[start]

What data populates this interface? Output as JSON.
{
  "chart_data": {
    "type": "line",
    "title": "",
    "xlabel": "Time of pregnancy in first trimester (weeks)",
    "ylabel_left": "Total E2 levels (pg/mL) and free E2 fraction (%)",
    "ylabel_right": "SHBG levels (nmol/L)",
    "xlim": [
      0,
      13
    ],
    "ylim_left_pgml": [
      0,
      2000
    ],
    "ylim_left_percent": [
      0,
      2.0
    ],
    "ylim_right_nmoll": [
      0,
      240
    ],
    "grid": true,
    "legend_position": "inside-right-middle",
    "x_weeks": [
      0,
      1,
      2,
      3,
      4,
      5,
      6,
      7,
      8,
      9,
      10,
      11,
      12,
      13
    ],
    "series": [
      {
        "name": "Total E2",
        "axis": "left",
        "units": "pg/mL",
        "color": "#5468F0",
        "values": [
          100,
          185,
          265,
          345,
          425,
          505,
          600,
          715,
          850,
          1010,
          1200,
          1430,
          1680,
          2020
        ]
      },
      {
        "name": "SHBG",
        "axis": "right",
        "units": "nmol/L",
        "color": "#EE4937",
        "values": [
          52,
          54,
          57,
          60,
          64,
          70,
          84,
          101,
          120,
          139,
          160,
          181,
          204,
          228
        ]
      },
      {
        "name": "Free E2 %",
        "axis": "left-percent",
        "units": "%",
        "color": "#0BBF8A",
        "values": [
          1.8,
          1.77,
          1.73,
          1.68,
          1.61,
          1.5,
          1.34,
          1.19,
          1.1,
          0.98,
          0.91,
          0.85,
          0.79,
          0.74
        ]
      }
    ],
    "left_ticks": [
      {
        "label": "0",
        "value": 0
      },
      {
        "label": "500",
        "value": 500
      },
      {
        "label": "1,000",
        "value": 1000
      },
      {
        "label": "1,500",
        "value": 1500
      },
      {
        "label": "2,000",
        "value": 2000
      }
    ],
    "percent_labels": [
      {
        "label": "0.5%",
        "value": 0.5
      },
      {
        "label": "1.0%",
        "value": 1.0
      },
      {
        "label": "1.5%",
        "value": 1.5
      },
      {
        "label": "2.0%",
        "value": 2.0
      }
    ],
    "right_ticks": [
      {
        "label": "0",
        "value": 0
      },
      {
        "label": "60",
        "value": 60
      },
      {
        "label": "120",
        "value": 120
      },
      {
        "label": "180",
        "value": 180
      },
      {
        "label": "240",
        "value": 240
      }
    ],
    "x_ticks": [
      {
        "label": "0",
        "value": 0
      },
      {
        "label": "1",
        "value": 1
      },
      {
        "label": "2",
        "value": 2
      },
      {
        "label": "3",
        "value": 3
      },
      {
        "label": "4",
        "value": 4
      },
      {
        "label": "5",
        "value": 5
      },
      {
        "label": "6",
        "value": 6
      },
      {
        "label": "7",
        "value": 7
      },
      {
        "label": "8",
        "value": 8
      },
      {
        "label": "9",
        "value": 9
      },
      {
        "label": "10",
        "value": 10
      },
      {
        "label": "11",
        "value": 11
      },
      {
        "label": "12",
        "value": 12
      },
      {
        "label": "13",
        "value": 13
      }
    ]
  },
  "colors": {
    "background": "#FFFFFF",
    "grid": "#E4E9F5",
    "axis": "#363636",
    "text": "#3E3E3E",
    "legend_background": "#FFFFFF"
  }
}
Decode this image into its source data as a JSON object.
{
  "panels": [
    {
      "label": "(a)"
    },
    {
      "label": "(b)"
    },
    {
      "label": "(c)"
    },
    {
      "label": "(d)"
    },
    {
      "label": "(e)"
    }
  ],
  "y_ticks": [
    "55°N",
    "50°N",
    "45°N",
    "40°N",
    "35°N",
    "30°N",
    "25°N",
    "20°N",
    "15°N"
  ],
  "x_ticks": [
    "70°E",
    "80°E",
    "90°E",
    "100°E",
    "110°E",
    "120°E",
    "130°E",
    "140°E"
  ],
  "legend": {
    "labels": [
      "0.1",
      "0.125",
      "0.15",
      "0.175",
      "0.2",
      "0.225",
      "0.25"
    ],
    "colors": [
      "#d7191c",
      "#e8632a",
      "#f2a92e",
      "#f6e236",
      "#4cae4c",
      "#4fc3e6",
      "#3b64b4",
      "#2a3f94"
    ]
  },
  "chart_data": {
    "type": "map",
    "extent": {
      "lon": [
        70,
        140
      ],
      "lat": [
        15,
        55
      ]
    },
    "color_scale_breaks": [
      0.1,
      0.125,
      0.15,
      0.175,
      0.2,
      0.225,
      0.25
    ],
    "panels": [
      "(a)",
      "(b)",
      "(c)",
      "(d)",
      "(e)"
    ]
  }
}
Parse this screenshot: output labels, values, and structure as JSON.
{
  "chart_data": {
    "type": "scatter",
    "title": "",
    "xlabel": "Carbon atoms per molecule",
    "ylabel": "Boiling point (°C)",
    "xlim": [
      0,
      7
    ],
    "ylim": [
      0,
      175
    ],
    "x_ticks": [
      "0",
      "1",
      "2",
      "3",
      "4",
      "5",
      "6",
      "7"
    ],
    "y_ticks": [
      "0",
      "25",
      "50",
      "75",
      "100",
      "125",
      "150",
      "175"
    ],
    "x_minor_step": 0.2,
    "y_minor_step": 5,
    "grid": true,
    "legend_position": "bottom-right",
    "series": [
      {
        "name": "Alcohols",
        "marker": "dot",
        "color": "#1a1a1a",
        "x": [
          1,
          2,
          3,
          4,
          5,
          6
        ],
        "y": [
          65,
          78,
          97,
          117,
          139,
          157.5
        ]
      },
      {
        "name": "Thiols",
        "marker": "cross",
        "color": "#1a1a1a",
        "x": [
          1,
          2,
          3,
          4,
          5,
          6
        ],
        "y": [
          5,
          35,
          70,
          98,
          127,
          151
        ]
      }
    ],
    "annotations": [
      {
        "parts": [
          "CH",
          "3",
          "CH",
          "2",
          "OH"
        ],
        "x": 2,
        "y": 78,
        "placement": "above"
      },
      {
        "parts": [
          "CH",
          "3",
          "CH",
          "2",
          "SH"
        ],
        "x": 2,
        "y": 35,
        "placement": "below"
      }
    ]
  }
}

[end]

Copy out the full set of records precisely, leaving nothing out.

What data populates this interface? Output as JSON.
{
  "chart_data": {
    "type": "line",
    "title": "",
    "xlabel": "Time of pregnancy in first trimester (weeks)",
    "ylabel_left": "Total E2 levels (pg/mL) and free E2 fraction (%)",
    "ylabel_right": "SHBG levels (nmol/L)",
    "xlim": [
      0,
      13
    ],
    "ylim_left_pgml": [
      0,
      2000
    ],
    "ylim_left_percent": [
      0,
      2.0
    ],
    "ylim_right_nmoll": [
      0,
      240
    ],
    "grid": true,
    "legend_position": "inside-right-middle",
    "x_weeks": [
      0,
      1,
      2,
      3,
      4,
      5,
      6,
      7,
      8,
      9,
      10,
      11,
      12,
      13
    ],
    "series": [
      {
        "name": "Total E2",
        "axis": "left",
        "units": "pg/mL",
        "color": "#5468F0",
        "values": [
          100,
          185,
          265,
          345,
          425,
          505,
          600,
          715,
          850,
          1010,
          1200,
          1430,
          1680,
          2020
        ]
      },
      {
        "name": "SHBG",
        "axis": "right",
        "units": "nmol/L",
        "color": "#EE4937",
        "values": [
          52,
          54,
          57,
          60,
          64,
          70,
          84,
          101,
          120,
          139,
          160,
          181,
          204,
          228
        ]
      },
      {
        "name": "Free E2 %",
        "axis": "left-percent",
        "units": "%",
        "color": "#0BBF8A",
        "values": [
          1.8,
          1.77,
          1.73,
          1.68,
          1.61,
          1.5,
          1.34,
          1.19,
          1.1,
          0.98,
          0.91,
          0.85,
          0.79,
          0.74
        ]
      }
    ],
    "left_ticks": [
      {
        "label": "0",
        "value": 0
      },
      {
        "label": "500",
        "value": 500
      },
      {
        "label": "1,000",
        "value": 1000
      },
      {
        "label": "1,500",
        "value": 1500
      },
      {
        "label": "2,000",
        "value": 2000
      }
    ],
    "percent_labels": [
      {
        "label": "0.5%",
        "value": 0.5
      },
      {
        "label": "1.0%",
        "value": 1.0
      },
      {
        "label": "1.5%",
        "value": 1.5
      },
      {
        "label": "2.0%",
        "value": 2.0
      }
    ],
    "right_ticks": [
      {
        "label": "0",
        "value": 0
      },
      {
        "label": "60",
        "value": 60
      },
      {
        "label": "120",
        "value": 120
      },
      {
        "label": "180",
        "value": 180
      },
      {
        "label": "240",
        "value": 240
      }
    ],
    "x_ticks": [
      {
        "label": "0",
        "value": 0
      },
      {
        "label": "1",
        "value": 1
      },
      {
        "label": "2",
        "value": 2
      },
      {
        "label": "3",
        "value": 3
      },
      {
        "label": "4",
        "value": 4
      },
      {
        "label": "5",
        "value": 5
      },
      {
        "label": "6",
        "value": 6
      },
      {
        "label": "7",
        "value": 7
      },
      {
        "label": "8",
        "value": 8
      },
      {
        "label": "9",
        "value": 9
      },
      {
        "label": "10",
        "value": 10
      },
      {
        "label": "11",
        "value": 11
      },
      {
        "label": "12",
        "value": 12
      },
      {
        "label": "13",
        "value": 13
      }
    ]
  },
  "colors": {
    "background": "#FFFFFF",
    "grid": "#E4E9F5",
    "axis": "#363636",
    "text": "#3E3E3E",
    "legend_background": "#FFFFFF"
  }
}
Decode this image into its source data as a JSON object.
{
  "panels": [
    {
      "label": "(a)"
    },
    {
      "label": "(b)"
    },
    {
      "label": "(c)"
    },
    {
      "label": "(d)"
    },
    {
      "label": "(e)"
    }
  ],
  "y_ticks": [
    "55°N",
    "50°N",
    "45°N",
    "40°N",
    "35°N",
    "30°N",
    "25°N",
    "20°N",
    "15°N"
  ],
  "x_ticks": [
    "70°E",
    "80°E",
    "90°E",
    "100°E",
    "110°E",
    "120°E",
    "130°E",
    "140°E"
  ],
  "legend": {
    "labels": [
      "0.1",
      "0.125",
      "0.15",
      "0.175",
      "0.2",
      "0.225",
      "0.25"
    ],
    "colors": [
      "#d7191c",
      "#e8632a",
      "#f2a92e",
      "#f6e236",
      "#4cae4c",
      "#4fc3e6",
      "#3b64b4",
      "#2a3f94"
    ]
  },
  "chart_data": {
    "type": "map",
    "extent": {
      "lon": [
        70,
        140
      ],
      "lat": [
        15,
        55
      ]
    },
    "color_scale_breaks": [
      0.1,
      0.125,
      0.15,
      0.175,
      0.2,
      0.225,
      0.25
    ],
    "panels": [
      "(a)",
      "(b)",
      "(c)",
      "(d)",
      "(e)"
    ]
  }
}
Parse this screenshot: output labels, values, and structure as JSON.
{
  "chart_data": {
    "type": "scatter",
    "title": "",
    "xlabel": "Carbon atoms per molecule",
    "ylabel": "Boiling point (°C)",
    "xlim": [
      0,
      7
    ],
    "ylim": [
      0,
      175
    ],
    "x_ticks": [
      "0",
      "1",
      "2",
      "3",
      "4",
      "5",
      "6",
      "7"
    ],
    "y_ticks": [
      "0",
      "25",
      "50",
      "75",
      "100",
      "125",
      "150",
      "175"
    ],
    "x_minor_step": 0.2,
    "y_minor_step": 5,
    "grid": true,
    "legend_position": "bottom-right",
    "series": [
      {
        "name": "Alcohols",
        "marker": "dot",
        "color": "#1a1a1a",
        "x": [
          1,
          2,
          3,
          4,
          5,
          6
        ],
        "y": [
          65,
          78,
          97,
          117,
          139,
          157.5
        ]
      },
      {
        "name": "Thiols",
        "marker": "cross",
        "color": "#1a1a1a",
        "x": [
          1,
          2,
          3,
          4,
          5,
          6
        ],
        "y": [
          5,
          35,
          70,
          98,
          127,
          151
        ]
      }
    ],
    "annotations": [
      {
        "parts": [
          "CH",
          "3",
          "CH",
          "2",
          "OH"
        ],
        "x": 2,
        "y": 78,
        "placement": "above"
      },
      {
        "parts": [
          "CH",
          "3",
          "CH",
          "2",
          "SH"
        ],
        "x": 2,
        "y": 35,
        "placement": "below"
      }
    ]
  }
}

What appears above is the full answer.